Many baking ingredients call for mixing wet and dry ingredients. For the experienced baker, it’s a no-brainer. But if you are starting out, you might get confused by some ingredients that are not as clear-cut. For example, sugar.
Is sugar a wet ingredient? What makes sugar a wet ingredient? What does it do? We’re here to answer the questions that have been on your mind. So, let’s get into it!
Technically, no. Sugar is solid, and it is neither damp nor moist. However, when baking using the “muffin method,” sugar is mixed as a wet ingredient along with other wet ingredients. Even though it is technically dry.
Sugar is considered a wet ingredient in baking because, in many recipes, sugar is mixed along with wet ingredients. There are different reasons why a recipe could call for this. We’ll let you in on a few of these reasons.
First off, it is easy for sugar to dissolve in a fluid or liquid without reacting to it. We can’t say the same about other dry ingredients. By mixing sugar and other wet ingredients, you can be sure that they will be evenly distributed in the batter.
Secondly, creaming sugar with butter serves a specific purpose in some cake recipes. For one, it can create small air pockets that make it easier for the cake to rise.
What are dry ingredients in baking?
Dry ingredients in baking are those ingredients that don’t contain any fluids or moisture. They include flour, sugar, cocoa powder, baking powder, baking soda, yeast, salt, spices, etc. Although sugar is technically a dry ingredient, it is often mixed with wet ingredients to ensure even distribution.
Generally, you mix the dry ingredients first when baking. However, most (if not all) recipes will instruct that you sieve the dry ingredients together first, then set them aside. Next, you would mix the wet ingredients. Then, add the wet ingredients to the dry ingredients and combine both.
What is it called when you mix dry and wet ingredients separately when baking?
We referenced the “muffin method” earlier, and this is what it means. It is a mixing process where you mix the dry and wet ingredients separately first before you combine them when baking.
You can separate wet and dry ingredients by mixing each in a separate bowl before combining. You often combine by adding the wet mix to the dry mixture.
It’s pretty simple, really. Alternating wet and dry ingredients makes the mixing process a lot easier and saves you a lot of time. It also ensures that all the wet ingredients are thoroughly absorbed and gets you a smooth and even batter in no time!
There are many dry ingredients. Basically, any ingredient that does not contain fluids, water, or moisture is dry. Common dry ingredients are flour, salt, yeast, baking powder, baking soda, cocoa powder, etc.
The first thing that comes to anyone’s mind when asked about the purpose of sugar in baking is that it is used as a sweetener. However, sugar is much more than that. While it certainly enhances the flavor and taste of baked goods, sugar does much more than that.
_ _ _ _ _
#### Job 1:
List every ingredient that the baking text names as a dry ingredient.
#### Job 2:
Reproduce word for word the part of the baking text that begins at "What is it called" and stops after "the dry mixture.".

Stored dataset items:
_ _ _ _ _
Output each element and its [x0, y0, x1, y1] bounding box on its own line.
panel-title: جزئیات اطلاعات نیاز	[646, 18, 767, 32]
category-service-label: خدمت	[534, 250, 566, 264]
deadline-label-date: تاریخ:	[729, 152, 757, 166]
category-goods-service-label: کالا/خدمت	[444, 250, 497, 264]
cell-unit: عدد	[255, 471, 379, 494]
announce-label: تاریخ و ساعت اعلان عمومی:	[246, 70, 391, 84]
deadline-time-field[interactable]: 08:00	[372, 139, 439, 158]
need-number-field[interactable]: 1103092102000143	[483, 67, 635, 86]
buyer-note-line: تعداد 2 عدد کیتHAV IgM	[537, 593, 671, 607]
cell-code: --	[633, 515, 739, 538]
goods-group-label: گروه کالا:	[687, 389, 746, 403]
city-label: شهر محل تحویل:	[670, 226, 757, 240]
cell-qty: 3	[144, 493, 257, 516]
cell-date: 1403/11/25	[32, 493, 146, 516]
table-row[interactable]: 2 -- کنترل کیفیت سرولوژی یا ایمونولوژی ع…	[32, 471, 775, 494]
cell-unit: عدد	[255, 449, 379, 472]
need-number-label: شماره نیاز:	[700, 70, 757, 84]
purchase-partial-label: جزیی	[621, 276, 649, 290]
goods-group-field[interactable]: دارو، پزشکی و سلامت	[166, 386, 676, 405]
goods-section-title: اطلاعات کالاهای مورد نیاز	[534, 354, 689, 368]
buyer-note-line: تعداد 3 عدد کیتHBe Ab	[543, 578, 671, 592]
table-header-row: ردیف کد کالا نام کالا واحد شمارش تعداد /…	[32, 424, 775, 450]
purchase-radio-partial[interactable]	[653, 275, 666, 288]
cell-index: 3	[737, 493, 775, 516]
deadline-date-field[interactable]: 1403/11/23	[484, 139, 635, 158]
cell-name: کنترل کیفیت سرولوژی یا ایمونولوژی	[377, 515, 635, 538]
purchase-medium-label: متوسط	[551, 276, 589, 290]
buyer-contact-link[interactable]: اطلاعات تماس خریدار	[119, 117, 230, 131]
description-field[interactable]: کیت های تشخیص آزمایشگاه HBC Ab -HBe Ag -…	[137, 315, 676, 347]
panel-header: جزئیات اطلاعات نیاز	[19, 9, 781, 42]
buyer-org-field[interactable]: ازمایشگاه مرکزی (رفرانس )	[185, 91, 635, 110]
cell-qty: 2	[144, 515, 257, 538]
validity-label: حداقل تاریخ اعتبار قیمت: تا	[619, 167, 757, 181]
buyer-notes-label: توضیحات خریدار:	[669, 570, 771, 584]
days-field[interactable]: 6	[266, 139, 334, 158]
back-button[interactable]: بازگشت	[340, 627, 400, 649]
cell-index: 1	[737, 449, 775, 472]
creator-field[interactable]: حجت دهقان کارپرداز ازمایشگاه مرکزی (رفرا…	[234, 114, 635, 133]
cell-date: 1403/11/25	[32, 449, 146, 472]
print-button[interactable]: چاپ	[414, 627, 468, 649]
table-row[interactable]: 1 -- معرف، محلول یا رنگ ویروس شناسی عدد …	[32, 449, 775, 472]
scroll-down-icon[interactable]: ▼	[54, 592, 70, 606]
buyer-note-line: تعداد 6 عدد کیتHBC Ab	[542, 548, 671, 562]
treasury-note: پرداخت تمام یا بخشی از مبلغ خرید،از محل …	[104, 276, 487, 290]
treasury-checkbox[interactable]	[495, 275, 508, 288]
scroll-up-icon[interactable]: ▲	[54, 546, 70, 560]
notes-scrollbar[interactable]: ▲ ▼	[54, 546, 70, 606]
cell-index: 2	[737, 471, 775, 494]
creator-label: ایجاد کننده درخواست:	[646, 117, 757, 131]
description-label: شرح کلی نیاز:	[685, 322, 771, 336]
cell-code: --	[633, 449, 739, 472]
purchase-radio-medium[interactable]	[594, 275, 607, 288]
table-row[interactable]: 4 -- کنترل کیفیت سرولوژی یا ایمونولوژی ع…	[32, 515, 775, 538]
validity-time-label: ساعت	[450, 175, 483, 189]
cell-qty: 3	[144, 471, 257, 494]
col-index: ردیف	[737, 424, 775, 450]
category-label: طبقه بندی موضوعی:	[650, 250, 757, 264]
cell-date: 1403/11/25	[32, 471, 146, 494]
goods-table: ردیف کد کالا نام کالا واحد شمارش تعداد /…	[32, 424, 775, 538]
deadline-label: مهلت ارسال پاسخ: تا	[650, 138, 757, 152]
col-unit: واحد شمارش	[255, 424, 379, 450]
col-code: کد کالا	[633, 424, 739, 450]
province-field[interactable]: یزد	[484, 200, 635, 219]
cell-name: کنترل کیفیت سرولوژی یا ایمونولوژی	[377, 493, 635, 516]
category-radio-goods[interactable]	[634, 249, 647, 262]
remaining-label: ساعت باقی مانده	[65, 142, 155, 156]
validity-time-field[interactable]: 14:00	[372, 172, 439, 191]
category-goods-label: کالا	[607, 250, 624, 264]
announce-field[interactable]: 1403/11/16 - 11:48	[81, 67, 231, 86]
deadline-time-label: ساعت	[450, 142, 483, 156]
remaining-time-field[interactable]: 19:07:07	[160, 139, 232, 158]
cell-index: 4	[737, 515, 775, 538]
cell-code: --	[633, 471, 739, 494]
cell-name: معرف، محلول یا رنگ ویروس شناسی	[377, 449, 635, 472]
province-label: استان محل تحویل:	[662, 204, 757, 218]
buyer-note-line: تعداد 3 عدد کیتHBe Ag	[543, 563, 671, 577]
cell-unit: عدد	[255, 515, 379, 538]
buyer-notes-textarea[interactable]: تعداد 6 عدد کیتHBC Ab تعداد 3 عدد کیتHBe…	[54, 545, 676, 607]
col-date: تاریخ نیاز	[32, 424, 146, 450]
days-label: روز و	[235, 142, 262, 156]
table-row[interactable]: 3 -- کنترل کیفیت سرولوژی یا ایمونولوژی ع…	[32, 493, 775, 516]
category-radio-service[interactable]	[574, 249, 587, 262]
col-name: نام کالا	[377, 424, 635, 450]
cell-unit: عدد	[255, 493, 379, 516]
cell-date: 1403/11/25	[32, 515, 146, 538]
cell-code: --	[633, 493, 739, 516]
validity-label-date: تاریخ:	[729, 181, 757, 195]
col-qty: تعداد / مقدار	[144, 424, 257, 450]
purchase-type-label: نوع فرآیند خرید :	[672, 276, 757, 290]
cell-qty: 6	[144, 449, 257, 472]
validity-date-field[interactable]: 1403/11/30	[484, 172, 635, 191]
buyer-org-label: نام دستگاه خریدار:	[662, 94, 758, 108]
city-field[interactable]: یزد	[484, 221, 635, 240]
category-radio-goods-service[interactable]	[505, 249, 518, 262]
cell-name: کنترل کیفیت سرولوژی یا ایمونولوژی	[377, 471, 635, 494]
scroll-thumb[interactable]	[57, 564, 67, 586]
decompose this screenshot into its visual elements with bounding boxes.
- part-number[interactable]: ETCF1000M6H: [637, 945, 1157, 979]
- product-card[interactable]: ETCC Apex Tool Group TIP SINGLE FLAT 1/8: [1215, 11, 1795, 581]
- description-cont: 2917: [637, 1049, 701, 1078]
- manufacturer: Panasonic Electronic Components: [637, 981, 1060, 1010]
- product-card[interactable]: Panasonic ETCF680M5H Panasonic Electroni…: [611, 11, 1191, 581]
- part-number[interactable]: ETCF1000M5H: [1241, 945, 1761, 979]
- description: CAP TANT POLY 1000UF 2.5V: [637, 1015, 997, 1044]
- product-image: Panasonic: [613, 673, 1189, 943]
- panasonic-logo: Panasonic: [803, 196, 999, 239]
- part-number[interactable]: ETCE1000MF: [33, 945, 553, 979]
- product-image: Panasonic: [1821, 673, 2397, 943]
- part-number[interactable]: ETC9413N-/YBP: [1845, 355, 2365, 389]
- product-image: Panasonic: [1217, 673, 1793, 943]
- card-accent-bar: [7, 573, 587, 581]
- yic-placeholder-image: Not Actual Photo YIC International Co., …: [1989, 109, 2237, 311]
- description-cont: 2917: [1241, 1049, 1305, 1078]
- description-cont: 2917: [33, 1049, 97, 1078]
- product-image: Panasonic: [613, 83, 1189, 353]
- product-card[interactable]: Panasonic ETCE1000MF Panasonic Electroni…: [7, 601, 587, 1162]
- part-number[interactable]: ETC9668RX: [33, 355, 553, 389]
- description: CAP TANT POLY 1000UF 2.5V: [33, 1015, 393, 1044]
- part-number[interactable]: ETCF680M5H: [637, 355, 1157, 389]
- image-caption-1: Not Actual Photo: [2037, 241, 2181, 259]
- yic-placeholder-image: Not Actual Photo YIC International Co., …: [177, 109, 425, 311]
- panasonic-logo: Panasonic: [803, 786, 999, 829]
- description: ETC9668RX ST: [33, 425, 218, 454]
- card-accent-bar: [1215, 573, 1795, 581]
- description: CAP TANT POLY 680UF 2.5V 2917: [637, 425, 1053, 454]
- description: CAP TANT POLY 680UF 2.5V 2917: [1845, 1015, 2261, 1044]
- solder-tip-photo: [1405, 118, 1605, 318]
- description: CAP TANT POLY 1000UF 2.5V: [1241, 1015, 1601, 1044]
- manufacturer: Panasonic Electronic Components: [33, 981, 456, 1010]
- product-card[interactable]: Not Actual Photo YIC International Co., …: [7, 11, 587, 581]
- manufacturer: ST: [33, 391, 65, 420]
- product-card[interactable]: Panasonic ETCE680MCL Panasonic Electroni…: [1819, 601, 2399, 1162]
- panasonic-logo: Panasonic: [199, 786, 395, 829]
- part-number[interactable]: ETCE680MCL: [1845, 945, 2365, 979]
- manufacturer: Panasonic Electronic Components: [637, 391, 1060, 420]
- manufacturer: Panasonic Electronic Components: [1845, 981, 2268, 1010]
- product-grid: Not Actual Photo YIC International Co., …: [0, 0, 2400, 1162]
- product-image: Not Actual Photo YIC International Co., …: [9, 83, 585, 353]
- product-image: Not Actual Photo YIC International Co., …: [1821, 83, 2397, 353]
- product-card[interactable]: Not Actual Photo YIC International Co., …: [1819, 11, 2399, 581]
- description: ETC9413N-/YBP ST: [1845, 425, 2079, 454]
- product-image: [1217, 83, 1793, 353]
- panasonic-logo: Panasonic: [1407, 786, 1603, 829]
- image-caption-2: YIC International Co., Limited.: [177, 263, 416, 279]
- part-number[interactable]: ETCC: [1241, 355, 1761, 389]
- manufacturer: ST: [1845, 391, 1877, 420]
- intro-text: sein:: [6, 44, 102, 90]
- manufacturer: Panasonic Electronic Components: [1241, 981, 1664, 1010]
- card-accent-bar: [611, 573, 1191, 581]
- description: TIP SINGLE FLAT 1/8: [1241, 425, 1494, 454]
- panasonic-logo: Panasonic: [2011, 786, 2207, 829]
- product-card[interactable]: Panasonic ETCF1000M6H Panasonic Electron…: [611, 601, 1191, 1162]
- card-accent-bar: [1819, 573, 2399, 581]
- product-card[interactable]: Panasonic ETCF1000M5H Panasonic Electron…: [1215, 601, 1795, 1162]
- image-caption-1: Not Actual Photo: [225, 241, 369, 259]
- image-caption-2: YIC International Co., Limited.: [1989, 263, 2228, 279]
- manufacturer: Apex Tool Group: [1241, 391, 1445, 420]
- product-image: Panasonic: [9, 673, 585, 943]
_ _ _ _ _
#### Task output 1:
- Flour
- Sugar
- Cocoa powder
- Baking powder
- Baking soda
- Yeast
- Salt
- Spices

#### Task output 2:
What is it called when you mix dry and wet ingredients separately when baking?
We referenced the “muffin method” earlier, and this is what it means. It is a mixing process where you mix the dry and wet ingredients separately first before you combine them when baking.
You can separate wet and dry ingredients by mixing each in a separate bowl before combining. You often combine by adding the wet mix to the dry mixture.